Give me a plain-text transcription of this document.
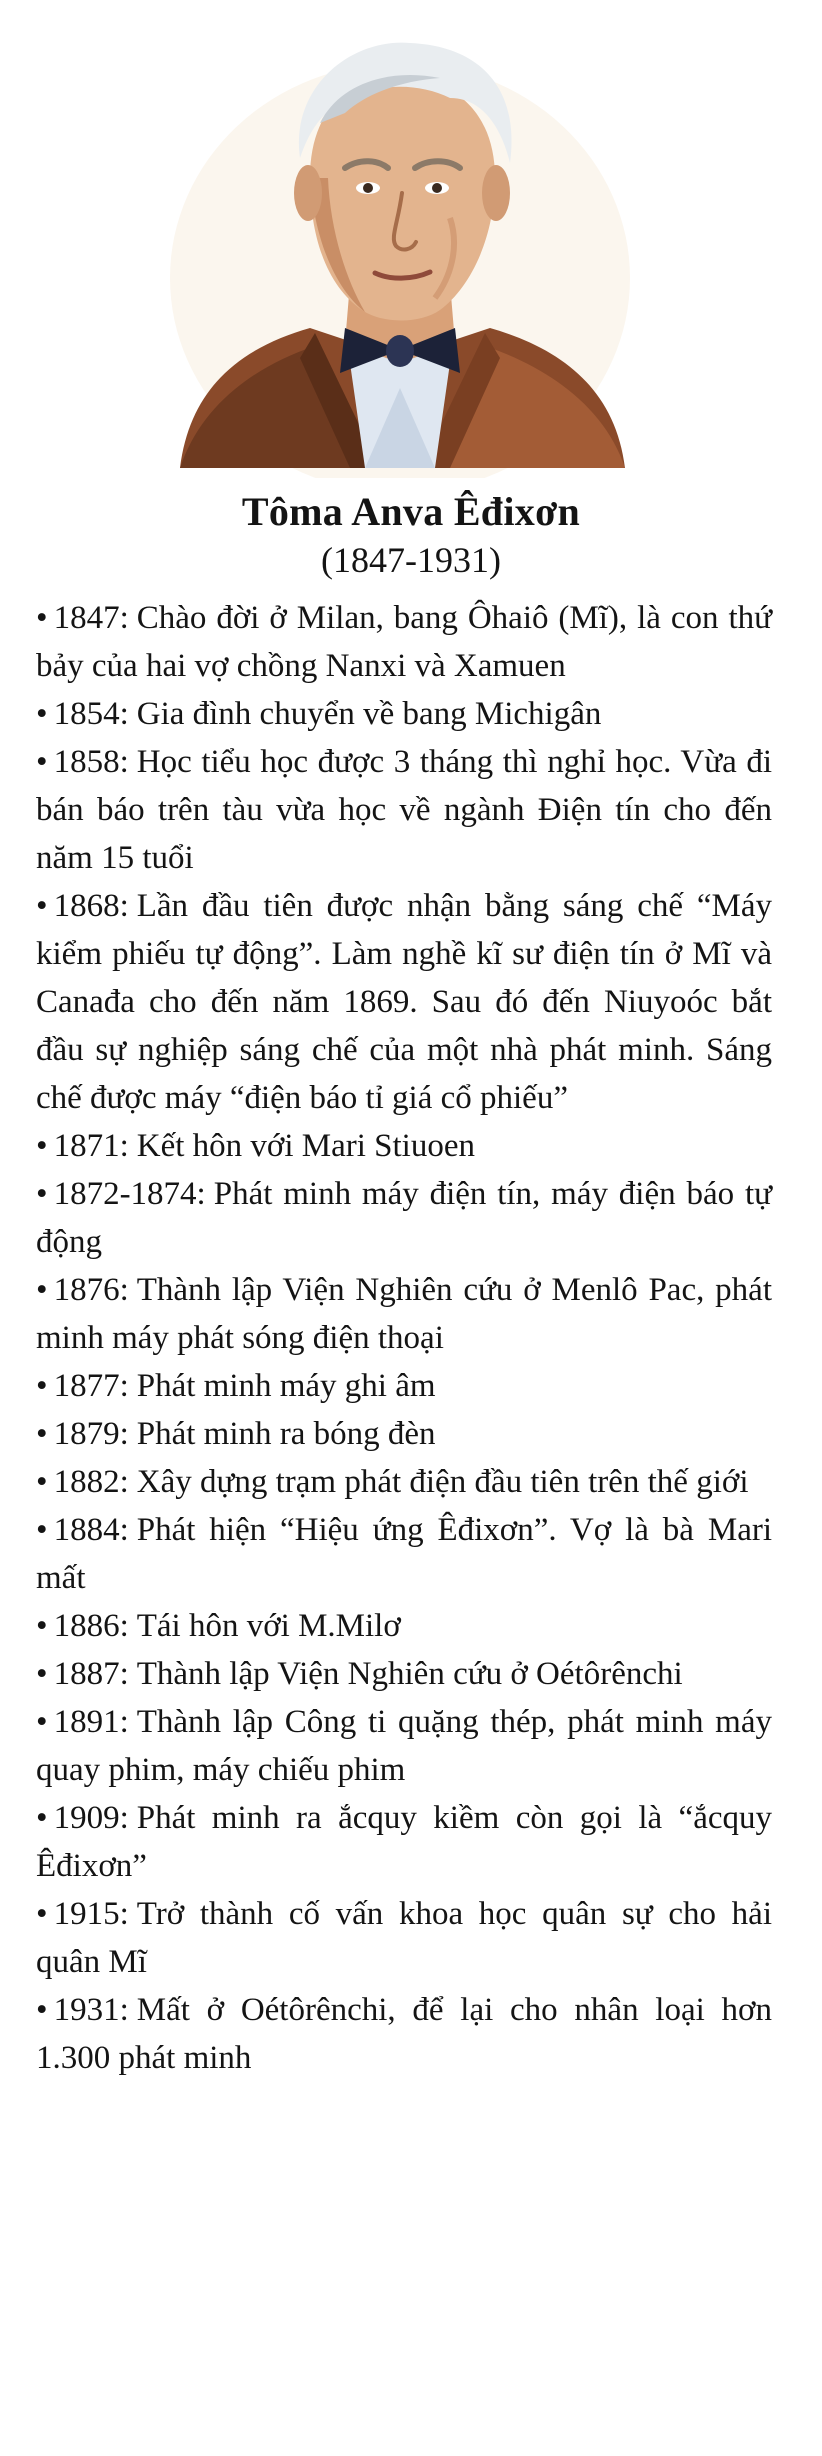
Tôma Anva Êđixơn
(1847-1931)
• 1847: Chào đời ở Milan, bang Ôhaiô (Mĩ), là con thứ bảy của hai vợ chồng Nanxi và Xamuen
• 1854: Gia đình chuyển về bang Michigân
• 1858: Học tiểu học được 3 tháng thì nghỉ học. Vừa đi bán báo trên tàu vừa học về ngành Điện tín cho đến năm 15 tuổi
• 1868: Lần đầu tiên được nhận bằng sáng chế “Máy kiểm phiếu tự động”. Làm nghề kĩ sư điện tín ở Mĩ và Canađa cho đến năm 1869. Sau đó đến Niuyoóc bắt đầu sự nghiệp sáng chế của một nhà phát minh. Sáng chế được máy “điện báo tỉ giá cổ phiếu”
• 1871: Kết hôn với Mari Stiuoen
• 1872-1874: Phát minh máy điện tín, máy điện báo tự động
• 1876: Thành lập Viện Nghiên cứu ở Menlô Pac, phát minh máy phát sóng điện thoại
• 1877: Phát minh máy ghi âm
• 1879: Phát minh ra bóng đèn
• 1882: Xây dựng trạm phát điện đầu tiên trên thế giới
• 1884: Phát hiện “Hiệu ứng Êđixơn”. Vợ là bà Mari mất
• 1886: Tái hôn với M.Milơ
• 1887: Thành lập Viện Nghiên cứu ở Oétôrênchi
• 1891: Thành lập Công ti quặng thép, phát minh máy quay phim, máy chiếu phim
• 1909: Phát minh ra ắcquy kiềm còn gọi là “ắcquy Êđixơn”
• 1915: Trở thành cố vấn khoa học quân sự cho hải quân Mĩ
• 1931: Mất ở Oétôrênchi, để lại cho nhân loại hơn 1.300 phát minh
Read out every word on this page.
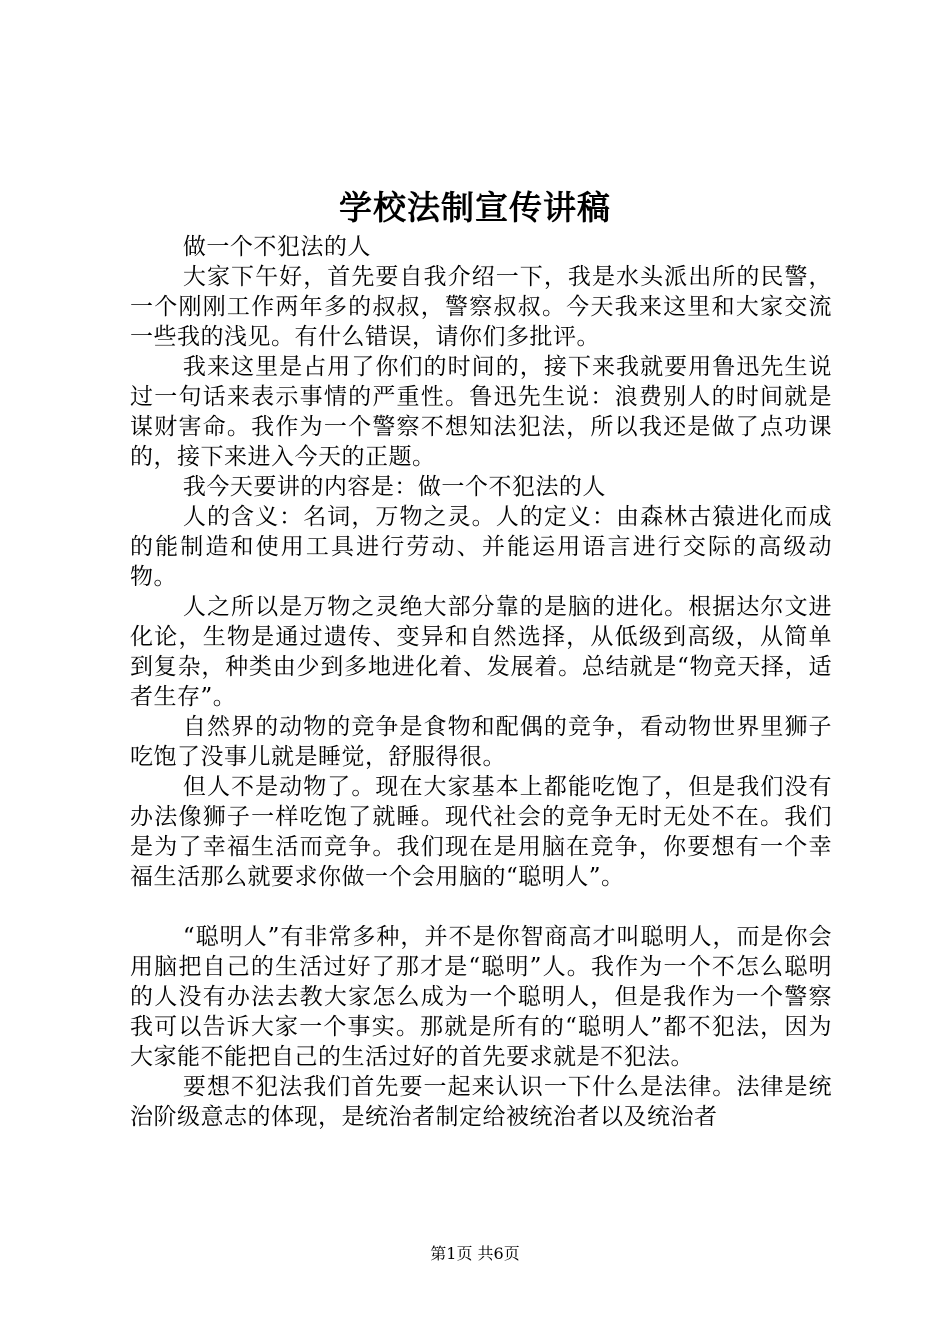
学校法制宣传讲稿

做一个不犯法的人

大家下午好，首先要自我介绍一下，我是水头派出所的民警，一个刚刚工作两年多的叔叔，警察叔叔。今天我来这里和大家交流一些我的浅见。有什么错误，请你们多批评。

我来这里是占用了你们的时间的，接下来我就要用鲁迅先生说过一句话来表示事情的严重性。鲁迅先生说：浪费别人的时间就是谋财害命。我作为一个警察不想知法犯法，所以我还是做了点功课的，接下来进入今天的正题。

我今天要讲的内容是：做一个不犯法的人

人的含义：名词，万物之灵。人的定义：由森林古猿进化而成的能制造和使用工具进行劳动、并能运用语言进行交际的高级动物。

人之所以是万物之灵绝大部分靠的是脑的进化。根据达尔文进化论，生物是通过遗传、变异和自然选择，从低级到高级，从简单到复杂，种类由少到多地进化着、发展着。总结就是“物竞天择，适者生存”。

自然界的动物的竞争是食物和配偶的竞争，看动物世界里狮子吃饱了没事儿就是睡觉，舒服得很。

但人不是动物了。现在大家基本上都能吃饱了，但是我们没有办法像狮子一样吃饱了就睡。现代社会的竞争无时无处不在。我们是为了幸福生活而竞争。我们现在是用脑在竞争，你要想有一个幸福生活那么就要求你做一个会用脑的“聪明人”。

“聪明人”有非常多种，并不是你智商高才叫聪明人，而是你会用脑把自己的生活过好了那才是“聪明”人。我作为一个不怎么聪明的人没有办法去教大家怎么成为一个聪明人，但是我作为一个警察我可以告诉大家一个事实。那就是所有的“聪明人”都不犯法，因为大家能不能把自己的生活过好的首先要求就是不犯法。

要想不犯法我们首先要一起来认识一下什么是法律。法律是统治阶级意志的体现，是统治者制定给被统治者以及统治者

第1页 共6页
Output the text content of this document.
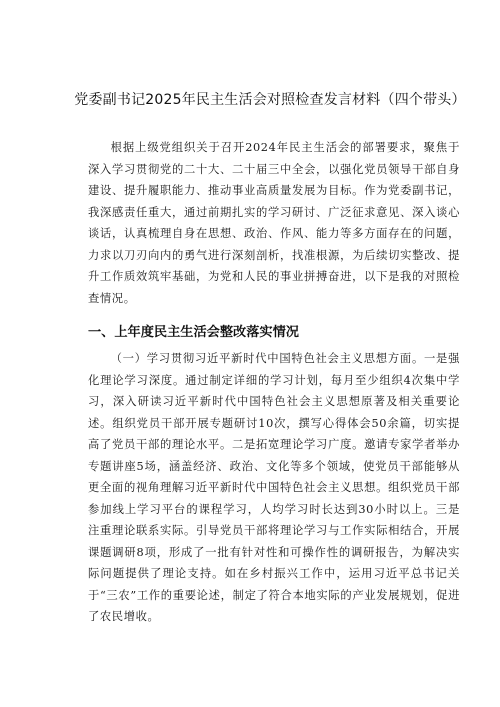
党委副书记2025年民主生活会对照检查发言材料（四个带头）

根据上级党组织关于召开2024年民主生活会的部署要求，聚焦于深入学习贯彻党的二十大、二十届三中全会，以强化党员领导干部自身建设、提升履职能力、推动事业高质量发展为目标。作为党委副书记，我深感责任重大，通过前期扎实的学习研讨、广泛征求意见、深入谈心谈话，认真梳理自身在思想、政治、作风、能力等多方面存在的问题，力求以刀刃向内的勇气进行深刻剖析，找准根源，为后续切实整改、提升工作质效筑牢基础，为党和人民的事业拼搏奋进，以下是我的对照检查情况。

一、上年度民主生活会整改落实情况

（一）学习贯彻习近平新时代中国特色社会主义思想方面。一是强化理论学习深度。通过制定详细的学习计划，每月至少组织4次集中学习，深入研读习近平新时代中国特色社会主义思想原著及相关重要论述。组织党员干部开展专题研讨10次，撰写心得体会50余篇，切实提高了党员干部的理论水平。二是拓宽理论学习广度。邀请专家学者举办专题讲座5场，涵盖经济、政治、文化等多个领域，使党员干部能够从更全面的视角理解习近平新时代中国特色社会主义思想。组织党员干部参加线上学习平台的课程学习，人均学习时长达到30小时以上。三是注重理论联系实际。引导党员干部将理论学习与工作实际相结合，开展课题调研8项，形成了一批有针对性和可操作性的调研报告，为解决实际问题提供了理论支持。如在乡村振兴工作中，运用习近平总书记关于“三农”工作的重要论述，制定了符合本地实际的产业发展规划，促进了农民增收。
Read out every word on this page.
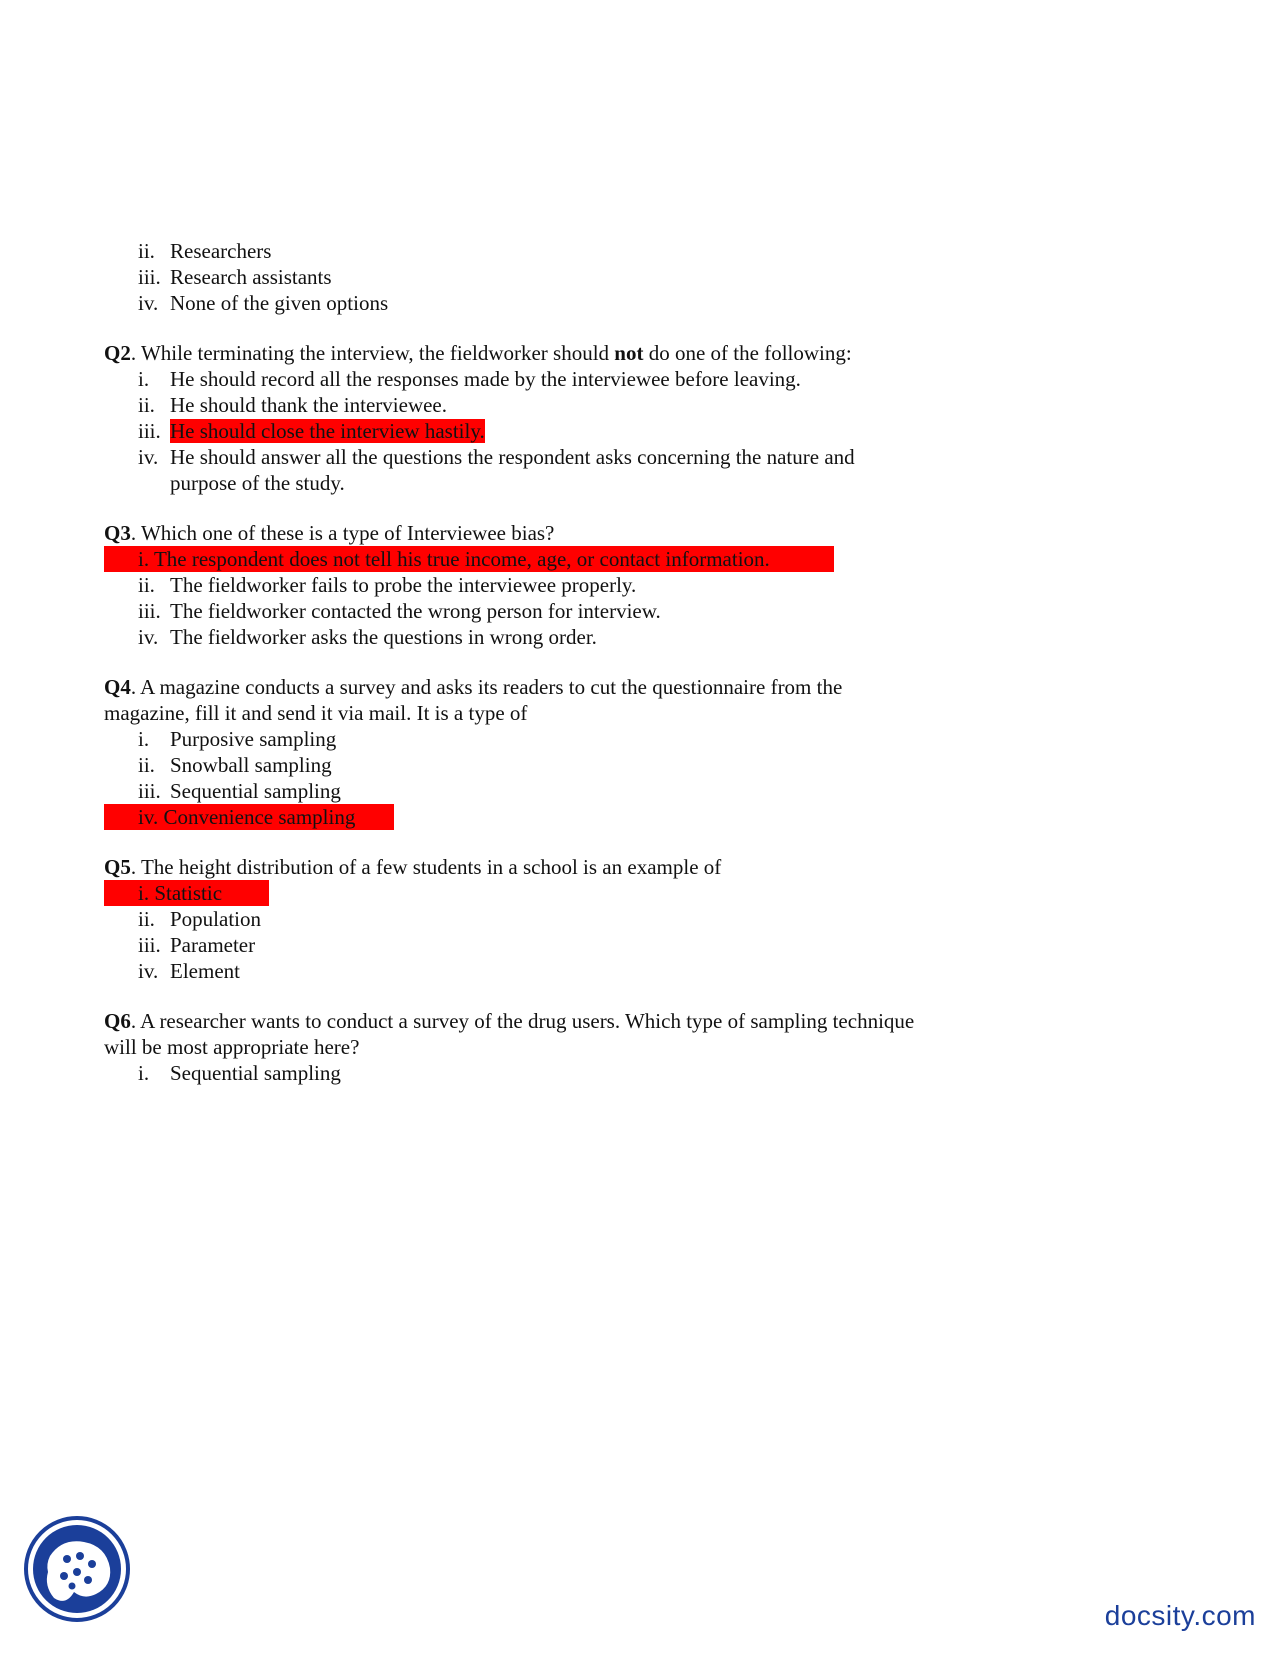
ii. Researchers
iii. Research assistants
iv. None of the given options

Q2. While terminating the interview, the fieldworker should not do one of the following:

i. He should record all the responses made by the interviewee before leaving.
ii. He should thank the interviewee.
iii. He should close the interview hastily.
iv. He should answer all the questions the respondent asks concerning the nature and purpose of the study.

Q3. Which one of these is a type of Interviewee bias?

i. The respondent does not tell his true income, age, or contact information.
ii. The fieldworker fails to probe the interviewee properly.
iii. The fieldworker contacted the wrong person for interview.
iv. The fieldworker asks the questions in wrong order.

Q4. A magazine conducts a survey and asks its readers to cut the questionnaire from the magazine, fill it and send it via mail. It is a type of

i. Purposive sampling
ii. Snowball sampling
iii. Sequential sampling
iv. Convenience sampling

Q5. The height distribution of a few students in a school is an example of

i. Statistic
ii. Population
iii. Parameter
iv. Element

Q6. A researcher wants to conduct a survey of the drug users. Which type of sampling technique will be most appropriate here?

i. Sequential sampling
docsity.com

+++++

→ WHAT TO DO
List every line above that contains the word "bang".

→ EXERCISE SOLUTION
• 1847: Chào đời ở Milan, bang Ôhaiô (Mĩ), là con thứ bảy của hai vợ chồng Nanxi và Xamuen
• 1854: Gia đình chuyển về bang Michigân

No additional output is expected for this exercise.